**MATERIAL PROVIDED**:
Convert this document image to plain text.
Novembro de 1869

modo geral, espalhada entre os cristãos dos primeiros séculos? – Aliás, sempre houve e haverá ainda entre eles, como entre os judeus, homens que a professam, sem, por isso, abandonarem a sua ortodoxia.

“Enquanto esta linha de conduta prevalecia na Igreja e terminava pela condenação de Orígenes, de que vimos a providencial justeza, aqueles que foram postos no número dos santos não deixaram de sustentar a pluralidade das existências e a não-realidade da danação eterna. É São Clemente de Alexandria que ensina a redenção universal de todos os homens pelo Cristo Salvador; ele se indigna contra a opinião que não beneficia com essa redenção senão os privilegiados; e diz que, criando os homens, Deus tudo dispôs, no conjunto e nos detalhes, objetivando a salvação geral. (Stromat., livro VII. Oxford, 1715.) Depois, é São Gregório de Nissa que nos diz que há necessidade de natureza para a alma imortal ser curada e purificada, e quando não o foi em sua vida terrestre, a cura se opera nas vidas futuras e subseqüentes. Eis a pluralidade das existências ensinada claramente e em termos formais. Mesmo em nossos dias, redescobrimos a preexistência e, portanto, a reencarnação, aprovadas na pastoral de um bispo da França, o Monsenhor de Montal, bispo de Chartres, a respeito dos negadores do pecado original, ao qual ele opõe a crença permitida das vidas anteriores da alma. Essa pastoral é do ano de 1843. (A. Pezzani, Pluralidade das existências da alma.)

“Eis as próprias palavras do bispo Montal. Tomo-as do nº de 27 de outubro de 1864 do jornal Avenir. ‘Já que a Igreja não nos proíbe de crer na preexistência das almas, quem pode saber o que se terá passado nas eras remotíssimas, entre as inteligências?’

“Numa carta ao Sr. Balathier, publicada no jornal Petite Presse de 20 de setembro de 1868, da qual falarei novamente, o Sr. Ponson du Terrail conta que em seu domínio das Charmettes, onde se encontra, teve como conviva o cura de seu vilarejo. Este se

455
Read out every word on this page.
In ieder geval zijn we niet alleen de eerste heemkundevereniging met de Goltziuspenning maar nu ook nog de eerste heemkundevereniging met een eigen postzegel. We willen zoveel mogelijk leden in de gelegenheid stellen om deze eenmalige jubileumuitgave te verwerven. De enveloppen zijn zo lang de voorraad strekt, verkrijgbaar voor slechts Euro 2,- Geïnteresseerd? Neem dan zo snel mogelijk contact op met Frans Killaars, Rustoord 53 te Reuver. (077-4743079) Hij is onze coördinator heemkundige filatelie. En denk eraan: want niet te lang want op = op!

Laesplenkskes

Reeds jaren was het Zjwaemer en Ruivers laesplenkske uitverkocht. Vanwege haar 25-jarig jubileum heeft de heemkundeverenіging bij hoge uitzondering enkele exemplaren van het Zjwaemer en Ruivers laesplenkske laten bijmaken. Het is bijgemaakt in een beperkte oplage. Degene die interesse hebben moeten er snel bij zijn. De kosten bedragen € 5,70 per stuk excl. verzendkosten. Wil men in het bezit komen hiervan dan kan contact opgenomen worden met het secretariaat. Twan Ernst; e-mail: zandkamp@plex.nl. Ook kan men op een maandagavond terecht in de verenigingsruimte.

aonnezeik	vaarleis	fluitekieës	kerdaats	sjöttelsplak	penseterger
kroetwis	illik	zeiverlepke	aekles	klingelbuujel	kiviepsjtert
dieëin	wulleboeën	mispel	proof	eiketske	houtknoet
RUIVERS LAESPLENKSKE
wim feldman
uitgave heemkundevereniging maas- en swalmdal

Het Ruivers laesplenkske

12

**THE PROBLEM**:
Within the data above, tally every line that has "jornal" in it. Answer with the number only.

**YOUR SOLUTION**:
2